■ What to work on
Answer with one number: how many lines have "this".

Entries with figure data
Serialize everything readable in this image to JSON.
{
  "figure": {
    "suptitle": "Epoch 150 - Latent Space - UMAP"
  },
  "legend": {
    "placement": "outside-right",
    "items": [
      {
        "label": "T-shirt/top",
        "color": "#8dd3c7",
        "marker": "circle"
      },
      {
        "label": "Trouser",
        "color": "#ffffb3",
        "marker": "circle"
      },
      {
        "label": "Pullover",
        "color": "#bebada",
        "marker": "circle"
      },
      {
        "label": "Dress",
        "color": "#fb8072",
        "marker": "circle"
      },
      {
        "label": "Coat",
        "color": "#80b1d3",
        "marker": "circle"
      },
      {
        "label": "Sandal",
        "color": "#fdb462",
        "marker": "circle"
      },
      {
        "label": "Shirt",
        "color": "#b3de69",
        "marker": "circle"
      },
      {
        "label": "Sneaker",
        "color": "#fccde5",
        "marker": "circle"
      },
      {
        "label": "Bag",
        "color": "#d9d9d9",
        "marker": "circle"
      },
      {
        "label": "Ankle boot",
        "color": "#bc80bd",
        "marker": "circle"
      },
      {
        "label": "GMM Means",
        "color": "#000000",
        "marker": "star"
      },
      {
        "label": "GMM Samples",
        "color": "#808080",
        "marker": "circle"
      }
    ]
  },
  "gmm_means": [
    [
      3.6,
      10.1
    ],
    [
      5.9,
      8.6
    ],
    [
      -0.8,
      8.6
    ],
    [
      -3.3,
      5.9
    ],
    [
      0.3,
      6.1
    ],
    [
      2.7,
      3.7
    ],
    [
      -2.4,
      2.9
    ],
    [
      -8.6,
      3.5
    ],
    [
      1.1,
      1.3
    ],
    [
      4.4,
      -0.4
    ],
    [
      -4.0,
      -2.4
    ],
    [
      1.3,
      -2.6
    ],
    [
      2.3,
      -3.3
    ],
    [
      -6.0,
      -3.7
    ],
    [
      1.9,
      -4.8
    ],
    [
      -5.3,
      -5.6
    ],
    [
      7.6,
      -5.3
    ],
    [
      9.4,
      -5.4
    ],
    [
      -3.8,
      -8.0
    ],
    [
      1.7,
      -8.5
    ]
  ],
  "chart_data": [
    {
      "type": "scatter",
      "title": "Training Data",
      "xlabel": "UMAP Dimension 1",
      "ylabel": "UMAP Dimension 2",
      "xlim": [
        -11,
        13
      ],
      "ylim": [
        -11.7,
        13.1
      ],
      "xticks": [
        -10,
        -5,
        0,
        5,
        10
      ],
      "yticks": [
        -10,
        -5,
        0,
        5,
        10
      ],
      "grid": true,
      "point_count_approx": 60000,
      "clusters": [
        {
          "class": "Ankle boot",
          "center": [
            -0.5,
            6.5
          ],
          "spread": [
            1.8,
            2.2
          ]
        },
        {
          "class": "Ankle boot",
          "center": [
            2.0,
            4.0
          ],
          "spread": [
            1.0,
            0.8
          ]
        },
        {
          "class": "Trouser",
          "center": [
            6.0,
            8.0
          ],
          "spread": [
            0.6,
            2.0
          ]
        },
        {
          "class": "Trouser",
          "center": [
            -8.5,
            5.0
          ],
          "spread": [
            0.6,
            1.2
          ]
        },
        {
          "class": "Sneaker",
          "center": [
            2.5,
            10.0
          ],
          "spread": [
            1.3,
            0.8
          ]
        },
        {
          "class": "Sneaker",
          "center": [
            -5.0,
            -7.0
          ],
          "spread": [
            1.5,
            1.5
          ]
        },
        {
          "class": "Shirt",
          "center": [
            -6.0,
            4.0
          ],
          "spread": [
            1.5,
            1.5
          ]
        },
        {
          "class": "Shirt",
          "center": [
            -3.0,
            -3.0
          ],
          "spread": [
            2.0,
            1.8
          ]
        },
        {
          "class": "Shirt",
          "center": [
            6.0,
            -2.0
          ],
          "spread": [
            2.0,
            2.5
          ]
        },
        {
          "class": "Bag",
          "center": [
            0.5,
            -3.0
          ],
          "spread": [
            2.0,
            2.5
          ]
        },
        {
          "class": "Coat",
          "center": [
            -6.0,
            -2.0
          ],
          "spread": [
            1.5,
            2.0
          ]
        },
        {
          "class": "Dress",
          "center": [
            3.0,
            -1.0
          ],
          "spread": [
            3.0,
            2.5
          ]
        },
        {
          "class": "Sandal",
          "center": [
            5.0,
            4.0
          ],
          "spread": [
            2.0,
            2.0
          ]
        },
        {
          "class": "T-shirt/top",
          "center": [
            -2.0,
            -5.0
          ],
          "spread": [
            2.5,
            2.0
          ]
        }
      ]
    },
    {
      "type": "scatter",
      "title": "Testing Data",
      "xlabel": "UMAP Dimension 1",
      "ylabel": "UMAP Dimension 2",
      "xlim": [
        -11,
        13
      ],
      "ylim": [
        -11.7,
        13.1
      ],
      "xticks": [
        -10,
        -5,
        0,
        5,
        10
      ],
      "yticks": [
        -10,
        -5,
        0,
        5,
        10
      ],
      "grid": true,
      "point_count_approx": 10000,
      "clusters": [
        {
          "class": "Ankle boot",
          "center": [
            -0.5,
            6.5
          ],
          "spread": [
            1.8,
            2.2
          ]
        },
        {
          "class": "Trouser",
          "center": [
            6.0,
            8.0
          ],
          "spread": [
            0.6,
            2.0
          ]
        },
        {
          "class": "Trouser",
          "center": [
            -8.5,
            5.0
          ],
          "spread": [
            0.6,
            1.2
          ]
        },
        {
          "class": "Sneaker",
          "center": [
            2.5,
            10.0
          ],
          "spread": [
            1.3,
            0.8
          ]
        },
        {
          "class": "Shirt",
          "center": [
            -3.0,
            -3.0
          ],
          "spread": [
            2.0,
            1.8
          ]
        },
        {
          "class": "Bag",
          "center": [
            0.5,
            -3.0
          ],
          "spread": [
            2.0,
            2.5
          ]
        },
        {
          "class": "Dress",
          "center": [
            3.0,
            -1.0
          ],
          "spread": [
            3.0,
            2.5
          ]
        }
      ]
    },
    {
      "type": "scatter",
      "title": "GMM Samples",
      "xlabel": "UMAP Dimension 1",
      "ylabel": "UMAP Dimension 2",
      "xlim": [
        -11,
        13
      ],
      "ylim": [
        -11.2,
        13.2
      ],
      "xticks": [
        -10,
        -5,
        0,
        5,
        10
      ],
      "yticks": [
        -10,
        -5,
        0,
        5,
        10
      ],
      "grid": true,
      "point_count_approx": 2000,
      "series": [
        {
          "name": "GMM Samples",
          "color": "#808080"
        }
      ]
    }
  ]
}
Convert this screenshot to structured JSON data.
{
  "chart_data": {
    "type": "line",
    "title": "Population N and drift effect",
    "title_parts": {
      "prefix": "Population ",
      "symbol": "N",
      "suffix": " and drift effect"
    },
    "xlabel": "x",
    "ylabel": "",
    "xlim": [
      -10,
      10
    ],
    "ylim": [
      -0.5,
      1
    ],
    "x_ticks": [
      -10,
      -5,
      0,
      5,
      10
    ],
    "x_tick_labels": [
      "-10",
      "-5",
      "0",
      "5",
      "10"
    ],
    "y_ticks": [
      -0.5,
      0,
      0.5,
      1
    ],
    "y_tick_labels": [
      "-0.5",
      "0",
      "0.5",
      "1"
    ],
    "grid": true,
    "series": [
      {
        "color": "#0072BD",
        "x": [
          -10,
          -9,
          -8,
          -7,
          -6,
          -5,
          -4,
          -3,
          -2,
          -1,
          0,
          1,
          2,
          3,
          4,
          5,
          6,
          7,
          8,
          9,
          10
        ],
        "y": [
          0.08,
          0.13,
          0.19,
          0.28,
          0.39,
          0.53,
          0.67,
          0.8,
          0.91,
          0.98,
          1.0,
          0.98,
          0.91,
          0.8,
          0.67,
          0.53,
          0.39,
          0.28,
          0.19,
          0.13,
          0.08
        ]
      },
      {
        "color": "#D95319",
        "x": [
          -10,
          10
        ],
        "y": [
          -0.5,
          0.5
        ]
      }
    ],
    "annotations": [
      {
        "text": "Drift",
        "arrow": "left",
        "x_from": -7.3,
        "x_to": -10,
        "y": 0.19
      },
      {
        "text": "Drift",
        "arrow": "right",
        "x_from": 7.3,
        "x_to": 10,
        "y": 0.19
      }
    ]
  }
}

■ Task output
2